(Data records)
□ □ □ □

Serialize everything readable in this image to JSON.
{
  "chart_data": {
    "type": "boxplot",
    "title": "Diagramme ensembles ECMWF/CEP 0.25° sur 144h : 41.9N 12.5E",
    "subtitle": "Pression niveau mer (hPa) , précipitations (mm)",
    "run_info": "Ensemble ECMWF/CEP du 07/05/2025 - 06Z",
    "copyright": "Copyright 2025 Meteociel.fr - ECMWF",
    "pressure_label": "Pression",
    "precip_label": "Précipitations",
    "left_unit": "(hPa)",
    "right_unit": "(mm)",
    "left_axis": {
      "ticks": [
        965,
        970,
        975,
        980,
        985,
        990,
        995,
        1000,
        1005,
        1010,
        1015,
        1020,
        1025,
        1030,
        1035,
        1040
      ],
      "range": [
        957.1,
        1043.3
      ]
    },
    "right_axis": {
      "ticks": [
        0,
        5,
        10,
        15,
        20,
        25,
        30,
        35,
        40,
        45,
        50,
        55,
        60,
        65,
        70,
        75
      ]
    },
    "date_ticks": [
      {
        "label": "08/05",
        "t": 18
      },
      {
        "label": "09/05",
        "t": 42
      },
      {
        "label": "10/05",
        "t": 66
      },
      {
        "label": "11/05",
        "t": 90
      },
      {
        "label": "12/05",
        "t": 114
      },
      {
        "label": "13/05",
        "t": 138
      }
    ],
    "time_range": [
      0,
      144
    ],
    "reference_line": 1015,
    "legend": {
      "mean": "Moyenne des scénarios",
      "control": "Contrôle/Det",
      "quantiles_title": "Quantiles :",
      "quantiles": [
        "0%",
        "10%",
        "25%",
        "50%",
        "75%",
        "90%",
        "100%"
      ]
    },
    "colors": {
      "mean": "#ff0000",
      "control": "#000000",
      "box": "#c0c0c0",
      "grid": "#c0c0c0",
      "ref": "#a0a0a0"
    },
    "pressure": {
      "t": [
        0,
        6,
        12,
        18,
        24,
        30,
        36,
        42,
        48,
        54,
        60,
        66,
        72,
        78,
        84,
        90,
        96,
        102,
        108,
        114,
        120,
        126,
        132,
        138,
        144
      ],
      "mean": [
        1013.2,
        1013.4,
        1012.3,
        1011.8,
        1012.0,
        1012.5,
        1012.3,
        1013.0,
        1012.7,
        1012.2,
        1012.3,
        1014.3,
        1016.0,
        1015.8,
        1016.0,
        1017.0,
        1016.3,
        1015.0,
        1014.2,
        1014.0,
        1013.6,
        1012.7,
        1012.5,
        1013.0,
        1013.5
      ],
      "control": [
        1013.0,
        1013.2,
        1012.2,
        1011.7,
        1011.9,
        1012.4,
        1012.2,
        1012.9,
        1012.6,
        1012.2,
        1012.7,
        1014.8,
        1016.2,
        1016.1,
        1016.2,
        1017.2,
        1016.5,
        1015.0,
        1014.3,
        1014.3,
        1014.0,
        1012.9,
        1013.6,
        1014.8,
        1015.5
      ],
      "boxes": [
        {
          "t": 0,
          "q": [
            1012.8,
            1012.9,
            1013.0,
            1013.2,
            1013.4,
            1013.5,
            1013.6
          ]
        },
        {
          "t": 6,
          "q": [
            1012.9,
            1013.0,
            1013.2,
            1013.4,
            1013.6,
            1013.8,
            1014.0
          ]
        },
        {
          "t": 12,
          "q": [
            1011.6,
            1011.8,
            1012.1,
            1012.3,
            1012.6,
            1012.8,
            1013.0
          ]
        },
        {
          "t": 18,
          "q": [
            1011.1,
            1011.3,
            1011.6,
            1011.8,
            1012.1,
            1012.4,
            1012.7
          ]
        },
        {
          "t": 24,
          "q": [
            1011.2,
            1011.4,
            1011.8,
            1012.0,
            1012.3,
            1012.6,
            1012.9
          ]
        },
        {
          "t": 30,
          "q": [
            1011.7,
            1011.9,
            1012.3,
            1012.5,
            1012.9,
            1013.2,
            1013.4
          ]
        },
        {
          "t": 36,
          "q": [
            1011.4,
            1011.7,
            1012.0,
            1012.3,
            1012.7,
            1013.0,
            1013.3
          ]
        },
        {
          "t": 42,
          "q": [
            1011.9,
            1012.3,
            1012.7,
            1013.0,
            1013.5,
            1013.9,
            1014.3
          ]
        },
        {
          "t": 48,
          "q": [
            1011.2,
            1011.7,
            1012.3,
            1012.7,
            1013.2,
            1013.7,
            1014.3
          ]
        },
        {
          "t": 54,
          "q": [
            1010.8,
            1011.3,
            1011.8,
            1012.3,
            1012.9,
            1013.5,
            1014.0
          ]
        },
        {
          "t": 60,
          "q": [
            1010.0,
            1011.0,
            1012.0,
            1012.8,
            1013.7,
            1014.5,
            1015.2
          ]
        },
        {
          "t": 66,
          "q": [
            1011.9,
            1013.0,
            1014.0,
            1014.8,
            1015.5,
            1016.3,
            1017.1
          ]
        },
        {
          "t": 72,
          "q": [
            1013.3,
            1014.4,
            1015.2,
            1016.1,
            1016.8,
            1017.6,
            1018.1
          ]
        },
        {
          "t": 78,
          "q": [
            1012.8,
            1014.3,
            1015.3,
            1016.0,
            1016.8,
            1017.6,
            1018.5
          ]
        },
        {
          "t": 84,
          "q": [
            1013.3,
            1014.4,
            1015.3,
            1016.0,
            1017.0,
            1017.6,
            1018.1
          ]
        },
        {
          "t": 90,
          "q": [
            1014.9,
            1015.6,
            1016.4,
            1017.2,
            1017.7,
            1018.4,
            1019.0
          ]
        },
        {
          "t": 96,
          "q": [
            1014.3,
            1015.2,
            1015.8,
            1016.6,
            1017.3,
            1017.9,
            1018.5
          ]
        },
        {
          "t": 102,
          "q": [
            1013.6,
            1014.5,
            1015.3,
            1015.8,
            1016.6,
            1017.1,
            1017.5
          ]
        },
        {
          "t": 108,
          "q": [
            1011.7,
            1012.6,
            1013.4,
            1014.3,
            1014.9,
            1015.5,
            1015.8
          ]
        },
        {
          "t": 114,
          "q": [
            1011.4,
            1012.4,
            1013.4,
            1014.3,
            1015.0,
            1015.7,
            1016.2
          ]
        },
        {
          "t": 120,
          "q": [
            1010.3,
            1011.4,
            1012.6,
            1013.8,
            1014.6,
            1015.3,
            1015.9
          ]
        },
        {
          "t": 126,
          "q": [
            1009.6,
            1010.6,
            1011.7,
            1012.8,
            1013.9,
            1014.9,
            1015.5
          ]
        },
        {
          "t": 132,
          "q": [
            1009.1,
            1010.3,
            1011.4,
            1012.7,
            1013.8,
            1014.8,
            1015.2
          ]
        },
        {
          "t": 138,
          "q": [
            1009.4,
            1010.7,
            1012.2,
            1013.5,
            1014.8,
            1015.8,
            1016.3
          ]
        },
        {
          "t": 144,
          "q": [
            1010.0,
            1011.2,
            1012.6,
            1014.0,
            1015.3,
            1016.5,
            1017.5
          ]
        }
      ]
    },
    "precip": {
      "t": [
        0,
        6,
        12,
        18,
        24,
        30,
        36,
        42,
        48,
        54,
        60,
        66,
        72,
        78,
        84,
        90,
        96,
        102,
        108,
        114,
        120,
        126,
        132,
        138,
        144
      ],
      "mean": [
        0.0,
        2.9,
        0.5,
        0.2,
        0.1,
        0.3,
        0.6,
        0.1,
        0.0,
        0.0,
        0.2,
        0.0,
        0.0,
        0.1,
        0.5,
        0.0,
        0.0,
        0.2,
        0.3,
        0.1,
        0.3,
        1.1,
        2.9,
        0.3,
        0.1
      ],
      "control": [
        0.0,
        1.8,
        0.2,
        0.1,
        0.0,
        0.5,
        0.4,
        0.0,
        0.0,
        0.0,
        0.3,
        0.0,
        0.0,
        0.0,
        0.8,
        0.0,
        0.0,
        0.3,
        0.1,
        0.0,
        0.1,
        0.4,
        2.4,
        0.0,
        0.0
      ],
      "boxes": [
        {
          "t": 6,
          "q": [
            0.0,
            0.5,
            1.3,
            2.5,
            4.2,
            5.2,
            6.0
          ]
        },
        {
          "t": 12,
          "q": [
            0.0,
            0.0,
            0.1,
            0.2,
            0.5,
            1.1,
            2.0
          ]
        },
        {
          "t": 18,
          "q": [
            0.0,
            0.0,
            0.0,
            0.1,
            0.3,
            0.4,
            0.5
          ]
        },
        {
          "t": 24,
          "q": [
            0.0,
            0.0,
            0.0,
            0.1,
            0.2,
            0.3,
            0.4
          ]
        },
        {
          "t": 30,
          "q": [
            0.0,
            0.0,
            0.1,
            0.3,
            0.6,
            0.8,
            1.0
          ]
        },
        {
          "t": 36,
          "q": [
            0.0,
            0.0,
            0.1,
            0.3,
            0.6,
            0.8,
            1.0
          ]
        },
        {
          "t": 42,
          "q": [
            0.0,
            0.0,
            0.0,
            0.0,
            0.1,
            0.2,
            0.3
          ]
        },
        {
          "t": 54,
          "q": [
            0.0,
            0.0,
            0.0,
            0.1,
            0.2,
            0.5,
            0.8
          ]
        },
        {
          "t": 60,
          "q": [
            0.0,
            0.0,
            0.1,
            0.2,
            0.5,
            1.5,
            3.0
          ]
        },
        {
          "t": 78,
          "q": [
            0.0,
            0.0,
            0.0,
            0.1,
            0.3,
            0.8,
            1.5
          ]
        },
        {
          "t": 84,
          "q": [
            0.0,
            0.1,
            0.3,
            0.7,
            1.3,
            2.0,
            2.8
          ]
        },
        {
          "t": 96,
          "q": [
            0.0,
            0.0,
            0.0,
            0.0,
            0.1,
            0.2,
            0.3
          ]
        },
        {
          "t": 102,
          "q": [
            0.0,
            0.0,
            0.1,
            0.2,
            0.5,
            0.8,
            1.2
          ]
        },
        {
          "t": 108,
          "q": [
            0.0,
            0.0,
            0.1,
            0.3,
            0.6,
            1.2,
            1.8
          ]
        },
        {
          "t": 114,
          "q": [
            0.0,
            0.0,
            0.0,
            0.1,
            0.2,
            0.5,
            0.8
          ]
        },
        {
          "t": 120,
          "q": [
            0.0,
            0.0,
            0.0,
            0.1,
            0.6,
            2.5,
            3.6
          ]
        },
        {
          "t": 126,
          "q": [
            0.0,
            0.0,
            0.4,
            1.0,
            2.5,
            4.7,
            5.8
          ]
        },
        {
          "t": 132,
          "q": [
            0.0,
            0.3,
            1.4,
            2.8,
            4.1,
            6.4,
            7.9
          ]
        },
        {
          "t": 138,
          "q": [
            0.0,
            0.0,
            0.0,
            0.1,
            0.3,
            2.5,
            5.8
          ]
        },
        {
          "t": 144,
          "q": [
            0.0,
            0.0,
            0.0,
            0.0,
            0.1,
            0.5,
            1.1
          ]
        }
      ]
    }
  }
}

□ □ □ □

### [The request]
Check each line of the records for "ECMWF" and copy the ones that contain it.

### [Result of the exercise]
    "title": "Diagramme ensembles ECMWF/CEP 0.25° sur 144h : 41.9N 12.5E",
    "run_info": "Ensemble ECMWF/CEP du 07/05/2025 - 06Z",
    "copyright": "Copyright 2025 Meteociel.fr - ECMWF",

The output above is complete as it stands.